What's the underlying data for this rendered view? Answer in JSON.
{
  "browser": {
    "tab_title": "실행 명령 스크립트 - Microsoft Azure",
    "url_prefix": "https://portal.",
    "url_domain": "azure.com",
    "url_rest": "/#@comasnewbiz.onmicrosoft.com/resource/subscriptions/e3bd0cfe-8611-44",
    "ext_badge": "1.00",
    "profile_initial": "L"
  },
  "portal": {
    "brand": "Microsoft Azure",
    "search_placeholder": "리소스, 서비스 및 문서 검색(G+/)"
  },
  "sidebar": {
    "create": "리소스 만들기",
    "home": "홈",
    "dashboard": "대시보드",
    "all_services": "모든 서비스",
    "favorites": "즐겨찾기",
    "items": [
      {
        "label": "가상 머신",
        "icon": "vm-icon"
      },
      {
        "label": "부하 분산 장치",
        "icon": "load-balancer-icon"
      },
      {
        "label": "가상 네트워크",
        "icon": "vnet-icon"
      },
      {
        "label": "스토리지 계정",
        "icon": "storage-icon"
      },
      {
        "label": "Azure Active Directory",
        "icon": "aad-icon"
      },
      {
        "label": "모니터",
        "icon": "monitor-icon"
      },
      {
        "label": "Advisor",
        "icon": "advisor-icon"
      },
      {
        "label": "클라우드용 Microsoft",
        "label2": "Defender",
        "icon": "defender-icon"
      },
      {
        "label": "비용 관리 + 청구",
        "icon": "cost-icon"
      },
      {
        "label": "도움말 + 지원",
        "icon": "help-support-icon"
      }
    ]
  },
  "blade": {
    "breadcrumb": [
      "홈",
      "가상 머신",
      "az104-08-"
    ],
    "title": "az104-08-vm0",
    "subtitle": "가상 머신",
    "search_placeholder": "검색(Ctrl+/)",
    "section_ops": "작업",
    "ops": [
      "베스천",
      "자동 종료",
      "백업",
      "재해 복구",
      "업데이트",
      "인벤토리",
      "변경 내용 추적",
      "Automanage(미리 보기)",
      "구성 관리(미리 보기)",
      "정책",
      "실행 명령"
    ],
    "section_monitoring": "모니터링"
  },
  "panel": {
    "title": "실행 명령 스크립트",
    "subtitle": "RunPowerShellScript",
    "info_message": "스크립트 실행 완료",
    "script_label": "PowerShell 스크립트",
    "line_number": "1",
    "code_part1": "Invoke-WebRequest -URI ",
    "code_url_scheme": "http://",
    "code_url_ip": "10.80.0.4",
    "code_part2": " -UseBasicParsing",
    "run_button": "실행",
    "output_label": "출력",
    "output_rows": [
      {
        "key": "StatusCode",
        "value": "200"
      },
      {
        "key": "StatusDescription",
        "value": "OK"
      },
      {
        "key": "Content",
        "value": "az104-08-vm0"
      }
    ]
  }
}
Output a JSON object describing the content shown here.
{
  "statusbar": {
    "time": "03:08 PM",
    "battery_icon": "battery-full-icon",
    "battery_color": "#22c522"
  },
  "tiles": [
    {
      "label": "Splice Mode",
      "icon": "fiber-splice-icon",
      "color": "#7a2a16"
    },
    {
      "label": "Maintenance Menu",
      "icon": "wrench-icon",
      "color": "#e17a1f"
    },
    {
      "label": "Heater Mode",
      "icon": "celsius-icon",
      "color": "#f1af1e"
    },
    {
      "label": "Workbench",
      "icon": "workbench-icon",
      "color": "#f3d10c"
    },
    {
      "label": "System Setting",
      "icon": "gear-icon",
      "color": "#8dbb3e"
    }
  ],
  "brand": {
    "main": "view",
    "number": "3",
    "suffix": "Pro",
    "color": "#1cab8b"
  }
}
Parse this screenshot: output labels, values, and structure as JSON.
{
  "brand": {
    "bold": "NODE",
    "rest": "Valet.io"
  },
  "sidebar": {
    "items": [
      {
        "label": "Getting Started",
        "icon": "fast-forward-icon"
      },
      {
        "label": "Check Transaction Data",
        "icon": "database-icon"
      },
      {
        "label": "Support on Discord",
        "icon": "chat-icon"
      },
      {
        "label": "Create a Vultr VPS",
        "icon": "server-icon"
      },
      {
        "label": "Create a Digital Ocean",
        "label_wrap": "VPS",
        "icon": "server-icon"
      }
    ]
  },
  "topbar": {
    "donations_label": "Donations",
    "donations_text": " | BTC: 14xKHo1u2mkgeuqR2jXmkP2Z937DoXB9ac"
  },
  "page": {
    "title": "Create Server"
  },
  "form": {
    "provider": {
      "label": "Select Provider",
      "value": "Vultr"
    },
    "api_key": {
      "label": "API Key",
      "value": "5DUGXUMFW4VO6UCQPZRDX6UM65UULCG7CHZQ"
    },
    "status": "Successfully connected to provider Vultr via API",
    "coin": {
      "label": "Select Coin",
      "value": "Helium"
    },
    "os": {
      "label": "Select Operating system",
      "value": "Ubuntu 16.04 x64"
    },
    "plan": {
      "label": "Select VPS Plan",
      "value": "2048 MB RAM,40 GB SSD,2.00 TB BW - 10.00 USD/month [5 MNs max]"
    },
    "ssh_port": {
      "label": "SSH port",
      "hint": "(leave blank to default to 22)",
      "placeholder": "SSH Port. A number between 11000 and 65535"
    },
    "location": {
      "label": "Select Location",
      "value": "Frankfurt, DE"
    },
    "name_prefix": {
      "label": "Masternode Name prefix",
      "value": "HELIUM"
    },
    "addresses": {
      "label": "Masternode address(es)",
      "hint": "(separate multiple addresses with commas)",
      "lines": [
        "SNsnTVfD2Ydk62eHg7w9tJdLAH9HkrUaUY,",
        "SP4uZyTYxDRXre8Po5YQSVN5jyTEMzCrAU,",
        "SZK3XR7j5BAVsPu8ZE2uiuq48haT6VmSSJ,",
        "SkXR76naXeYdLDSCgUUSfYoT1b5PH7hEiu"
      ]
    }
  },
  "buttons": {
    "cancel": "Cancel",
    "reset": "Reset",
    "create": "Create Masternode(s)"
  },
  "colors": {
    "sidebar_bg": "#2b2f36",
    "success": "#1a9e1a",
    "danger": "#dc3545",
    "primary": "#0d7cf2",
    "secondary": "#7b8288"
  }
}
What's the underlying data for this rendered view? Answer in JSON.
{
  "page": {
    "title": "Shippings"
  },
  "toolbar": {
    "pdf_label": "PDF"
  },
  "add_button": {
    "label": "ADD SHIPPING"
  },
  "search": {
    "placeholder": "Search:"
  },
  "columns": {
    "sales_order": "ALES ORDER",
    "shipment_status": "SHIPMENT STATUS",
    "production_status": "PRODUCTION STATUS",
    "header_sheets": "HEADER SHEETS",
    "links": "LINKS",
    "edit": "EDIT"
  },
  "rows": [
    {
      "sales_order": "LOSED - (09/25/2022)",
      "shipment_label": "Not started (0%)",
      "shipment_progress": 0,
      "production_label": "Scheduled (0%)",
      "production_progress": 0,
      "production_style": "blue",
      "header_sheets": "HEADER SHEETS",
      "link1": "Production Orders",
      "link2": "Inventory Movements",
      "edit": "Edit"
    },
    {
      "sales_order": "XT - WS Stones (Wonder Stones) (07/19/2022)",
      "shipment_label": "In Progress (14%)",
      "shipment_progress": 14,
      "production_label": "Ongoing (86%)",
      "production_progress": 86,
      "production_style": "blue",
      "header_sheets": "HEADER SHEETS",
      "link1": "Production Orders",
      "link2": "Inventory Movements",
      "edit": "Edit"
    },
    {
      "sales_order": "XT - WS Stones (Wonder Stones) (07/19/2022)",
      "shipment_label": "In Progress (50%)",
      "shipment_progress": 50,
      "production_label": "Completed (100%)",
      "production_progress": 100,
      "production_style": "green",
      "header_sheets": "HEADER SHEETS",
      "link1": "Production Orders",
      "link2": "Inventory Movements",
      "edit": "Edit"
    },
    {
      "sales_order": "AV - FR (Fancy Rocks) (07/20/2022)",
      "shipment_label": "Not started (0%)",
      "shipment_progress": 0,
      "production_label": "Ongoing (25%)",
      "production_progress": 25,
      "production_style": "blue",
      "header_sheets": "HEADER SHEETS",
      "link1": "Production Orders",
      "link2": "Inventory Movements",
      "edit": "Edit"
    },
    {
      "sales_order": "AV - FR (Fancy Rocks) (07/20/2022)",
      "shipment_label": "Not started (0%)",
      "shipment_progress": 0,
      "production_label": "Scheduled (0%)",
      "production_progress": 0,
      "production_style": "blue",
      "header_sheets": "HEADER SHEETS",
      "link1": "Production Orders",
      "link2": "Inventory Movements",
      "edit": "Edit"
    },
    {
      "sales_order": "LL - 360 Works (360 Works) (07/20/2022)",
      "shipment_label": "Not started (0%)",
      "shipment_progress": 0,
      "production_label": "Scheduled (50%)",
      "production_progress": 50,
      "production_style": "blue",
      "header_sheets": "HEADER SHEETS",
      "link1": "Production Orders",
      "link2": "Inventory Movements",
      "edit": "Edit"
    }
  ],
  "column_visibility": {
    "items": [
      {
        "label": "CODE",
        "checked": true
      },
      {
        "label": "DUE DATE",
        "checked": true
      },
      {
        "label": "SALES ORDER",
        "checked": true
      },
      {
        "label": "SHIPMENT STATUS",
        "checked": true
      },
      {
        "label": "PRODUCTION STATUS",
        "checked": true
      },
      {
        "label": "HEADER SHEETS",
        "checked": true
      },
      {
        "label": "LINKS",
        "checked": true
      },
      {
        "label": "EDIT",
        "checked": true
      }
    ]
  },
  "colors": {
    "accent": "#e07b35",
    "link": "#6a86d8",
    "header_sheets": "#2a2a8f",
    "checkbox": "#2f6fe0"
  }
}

Written exercise ▸
Determine the number of lines in the entries above where the string "Vultr" appears. Answer with the number alone.

Final answer ▸
3